> _INFORMATION PROVIDED_:
____
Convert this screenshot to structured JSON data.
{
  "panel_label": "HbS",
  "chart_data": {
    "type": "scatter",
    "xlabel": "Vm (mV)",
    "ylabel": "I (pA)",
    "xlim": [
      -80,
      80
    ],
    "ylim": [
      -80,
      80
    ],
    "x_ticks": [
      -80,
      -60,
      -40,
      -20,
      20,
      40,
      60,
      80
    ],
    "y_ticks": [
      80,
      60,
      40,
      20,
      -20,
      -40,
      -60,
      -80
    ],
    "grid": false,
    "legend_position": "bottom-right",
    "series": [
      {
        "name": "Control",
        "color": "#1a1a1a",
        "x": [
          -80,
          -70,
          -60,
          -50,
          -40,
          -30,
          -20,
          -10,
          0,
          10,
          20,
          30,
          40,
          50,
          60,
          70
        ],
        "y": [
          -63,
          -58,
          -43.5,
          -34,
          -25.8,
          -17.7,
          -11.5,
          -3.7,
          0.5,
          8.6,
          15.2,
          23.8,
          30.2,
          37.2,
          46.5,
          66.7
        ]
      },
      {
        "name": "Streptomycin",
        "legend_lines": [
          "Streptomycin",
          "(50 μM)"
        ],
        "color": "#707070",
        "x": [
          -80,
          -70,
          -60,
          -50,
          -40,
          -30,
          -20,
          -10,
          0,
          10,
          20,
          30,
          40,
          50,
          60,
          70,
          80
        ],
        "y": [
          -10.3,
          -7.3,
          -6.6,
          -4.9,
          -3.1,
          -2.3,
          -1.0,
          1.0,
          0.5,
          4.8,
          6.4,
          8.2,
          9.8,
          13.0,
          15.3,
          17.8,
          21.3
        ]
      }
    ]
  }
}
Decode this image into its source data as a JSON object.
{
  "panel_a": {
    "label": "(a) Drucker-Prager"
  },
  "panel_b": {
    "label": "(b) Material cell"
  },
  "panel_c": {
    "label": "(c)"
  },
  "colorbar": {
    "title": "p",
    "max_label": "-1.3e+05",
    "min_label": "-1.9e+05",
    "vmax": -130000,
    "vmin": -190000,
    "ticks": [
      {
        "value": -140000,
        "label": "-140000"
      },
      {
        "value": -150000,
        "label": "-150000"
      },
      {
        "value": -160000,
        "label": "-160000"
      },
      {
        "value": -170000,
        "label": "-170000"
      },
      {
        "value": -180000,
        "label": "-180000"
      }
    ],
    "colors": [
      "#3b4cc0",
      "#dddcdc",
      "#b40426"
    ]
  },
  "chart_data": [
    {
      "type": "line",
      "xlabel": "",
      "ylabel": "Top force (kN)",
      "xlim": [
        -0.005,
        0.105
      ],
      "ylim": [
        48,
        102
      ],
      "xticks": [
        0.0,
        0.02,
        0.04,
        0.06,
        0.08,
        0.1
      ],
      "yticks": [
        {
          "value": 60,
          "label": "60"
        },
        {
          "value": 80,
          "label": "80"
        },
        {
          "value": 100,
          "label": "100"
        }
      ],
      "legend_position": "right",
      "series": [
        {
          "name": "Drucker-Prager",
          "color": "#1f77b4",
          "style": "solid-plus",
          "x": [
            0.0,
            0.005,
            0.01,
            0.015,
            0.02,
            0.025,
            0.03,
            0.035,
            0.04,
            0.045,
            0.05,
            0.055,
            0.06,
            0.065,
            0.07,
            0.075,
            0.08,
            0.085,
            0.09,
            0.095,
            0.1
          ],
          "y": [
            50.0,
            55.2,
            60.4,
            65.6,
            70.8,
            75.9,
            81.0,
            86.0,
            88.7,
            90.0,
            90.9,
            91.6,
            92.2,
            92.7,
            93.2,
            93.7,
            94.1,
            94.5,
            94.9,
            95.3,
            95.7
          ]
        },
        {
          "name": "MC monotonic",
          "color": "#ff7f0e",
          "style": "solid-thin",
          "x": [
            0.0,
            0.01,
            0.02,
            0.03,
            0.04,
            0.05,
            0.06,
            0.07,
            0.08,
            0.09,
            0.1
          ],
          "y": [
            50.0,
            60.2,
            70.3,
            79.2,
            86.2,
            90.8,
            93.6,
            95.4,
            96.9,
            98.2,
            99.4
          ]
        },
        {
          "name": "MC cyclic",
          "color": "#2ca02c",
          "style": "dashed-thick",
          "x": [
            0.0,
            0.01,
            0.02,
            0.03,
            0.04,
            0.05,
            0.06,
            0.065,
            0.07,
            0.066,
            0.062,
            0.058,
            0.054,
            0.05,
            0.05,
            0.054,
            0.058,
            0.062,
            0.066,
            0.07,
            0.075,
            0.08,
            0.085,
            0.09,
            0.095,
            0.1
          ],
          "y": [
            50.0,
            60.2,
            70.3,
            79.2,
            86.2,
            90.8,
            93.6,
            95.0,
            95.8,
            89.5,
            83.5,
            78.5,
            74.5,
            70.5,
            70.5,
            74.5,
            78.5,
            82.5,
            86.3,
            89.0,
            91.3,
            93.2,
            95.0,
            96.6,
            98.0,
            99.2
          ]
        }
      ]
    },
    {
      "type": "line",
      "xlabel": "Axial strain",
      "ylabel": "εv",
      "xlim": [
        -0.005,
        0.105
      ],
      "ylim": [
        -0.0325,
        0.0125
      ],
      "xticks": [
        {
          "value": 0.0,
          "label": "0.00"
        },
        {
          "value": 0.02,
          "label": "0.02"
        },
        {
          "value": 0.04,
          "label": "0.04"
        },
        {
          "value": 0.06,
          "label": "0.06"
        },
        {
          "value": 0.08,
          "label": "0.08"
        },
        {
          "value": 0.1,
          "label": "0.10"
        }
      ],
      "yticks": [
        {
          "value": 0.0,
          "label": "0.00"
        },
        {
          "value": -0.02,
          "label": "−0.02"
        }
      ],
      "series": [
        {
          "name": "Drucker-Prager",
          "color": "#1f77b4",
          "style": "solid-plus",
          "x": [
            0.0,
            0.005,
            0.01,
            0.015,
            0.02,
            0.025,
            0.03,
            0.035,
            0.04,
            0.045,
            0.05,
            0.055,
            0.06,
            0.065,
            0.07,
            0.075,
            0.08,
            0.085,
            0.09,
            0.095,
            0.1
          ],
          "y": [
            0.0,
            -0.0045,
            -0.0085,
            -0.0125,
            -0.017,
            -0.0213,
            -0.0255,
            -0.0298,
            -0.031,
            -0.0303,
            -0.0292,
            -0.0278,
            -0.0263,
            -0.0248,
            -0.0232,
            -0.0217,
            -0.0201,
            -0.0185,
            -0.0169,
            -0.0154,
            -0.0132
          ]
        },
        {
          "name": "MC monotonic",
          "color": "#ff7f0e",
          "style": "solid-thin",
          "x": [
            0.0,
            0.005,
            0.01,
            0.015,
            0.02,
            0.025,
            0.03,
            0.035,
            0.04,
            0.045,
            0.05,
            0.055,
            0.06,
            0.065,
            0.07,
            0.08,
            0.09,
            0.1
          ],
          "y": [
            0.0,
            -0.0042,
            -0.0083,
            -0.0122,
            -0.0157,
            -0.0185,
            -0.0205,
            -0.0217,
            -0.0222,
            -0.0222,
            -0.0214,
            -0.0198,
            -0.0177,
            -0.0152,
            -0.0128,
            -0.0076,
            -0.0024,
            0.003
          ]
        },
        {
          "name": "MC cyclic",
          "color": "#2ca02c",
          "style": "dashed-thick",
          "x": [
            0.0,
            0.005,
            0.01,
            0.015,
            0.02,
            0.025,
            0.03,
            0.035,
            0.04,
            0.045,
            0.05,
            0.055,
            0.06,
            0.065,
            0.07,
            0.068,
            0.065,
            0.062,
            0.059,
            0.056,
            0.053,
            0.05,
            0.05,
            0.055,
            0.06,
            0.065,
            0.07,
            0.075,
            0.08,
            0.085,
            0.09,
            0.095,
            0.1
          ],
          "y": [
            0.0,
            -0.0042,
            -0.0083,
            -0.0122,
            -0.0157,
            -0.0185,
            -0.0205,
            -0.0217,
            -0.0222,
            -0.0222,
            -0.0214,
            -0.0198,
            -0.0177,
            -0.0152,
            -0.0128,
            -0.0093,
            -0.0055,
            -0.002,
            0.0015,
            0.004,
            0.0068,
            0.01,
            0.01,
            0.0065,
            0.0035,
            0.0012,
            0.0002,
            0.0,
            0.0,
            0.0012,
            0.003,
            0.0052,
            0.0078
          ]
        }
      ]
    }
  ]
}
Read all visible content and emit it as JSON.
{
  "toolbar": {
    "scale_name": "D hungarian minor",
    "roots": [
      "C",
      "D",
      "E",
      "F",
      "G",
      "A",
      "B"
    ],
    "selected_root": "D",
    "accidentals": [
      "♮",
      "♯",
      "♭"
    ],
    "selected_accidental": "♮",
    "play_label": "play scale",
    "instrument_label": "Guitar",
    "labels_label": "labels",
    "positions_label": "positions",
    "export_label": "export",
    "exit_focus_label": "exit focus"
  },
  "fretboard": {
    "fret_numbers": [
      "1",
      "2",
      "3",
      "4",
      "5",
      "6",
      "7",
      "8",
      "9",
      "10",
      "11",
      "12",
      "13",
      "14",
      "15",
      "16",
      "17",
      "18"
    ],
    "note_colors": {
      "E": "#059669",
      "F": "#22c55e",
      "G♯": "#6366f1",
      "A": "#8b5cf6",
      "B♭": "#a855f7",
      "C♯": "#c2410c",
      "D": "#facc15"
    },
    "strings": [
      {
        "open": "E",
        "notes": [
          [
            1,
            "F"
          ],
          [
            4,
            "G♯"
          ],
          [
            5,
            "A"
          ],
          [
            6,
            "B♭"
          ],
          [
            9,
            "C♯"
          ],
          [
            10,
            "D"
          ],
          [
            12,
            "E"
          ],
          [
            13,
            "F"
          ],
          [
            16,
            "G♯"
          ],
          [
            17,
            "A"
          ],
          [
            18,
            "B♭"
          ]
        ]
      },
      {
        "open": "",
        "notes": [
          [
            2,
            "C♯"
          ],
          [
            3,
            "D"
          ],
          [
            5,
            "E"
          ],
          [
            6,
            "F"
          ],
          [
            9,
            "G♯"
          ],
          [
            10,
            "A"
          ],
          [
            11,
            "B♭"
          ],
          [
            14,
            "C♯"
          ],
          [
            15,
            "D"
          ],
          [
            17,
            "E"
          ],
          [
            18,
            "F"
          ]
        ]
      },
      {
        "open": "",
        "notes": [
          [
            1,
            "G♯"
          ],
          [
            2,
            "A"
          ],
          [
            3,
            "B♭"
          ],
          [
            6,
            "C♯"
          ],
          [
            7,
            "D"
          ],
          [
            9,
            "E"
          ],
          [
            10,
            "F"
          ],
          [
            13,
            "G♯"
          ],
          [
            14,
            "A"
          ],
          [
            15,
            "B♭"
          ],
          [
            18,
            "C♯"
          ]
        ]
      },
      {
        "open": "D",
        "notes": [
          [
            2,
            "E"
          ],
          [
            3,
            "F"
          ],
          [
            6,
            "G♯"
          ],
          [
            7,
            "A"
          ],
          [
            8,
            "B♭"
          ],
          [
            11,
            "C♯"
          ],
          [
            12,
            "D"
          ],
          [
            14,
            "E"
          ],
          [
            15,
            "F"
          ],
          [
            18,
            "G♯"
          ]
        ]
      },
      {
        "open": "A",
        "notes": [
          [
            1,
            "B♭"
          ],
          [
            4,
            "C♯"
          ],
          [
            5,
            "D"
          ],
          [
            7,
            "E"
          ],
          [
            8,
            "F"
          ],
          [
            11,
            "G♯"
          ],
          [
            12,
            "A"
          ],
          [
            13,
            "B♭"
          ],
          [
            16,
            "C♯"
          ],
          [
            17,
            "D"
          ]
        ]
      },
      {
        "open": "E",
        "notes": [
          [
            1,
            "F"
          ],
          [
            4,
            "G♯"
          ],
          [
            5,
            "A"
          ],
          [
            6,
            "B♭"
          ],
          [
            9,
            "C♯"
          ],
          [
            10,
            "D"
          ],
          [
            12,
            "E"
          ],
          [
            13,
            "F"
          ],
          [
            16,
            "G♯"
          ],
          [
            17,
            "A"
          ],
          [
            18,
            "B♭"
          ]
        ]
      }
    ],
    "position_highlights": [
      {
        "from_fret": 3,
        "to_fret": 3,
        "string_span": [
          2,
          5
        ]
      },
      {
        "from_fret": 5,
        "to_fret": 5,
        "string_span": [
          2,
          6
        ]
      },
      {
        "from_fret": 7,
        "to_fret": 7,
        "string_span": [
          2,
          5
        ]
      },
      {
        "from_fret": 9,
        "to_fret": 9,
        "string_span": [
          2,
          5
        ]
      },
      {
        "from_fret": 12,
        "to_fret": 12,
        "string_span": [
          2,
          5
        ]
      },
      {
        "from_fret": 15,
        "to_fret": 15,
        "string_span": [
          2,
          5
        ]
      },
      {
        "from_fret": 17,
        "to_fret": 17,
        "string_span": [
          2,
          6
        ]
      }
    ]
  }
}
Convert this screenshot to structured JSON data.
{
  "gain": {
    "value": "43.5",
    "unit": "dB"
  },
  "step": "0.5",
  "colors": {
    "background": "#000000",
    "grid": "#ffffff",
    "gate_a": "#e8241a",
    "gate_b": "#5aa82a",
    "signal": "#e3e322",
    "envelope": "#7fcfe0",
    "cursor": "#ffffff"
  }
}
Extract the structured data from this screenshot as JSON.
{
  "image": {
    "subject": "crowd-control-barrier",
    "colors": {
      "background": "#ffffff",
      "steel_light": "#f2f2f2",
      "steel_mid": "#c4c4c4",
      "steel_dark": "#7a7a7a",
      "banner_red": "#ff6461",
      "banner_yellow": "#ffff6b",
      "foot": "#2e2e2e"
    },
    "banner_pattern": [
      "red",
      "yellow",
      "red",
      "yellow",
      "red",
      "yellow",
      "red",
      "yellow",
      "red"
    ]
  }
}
____
> _WRITTEN TASK_:
Repeat only the stretch of lines that begins at the line containing "Extract the structured" and ends at the last line above, both included.

> _OUTPUT OF THE EXERCISE_:
Extract the structured data from this screenshot as JSON.
{
  "image": {
    "subject": "crowd-control-barrier",
    "colors": {
      "background": "#ffffff",
      "steel_light": "#f2f2f2",
      "steel_mid": "#c4c4c4",
      "steel_dark": "#7a7a7a",
      "banner_red": "#ff6461",
      "banner_yellow": "#ffff6b",
      "foot": "#2e2e2e"
    },
    "banner_pattern": [
      "red",
      "yellow",
      "red",
      "yellow",
      "red",
      "yellow",
      "red",
      "yellow",
      "red"
    ]
  }
}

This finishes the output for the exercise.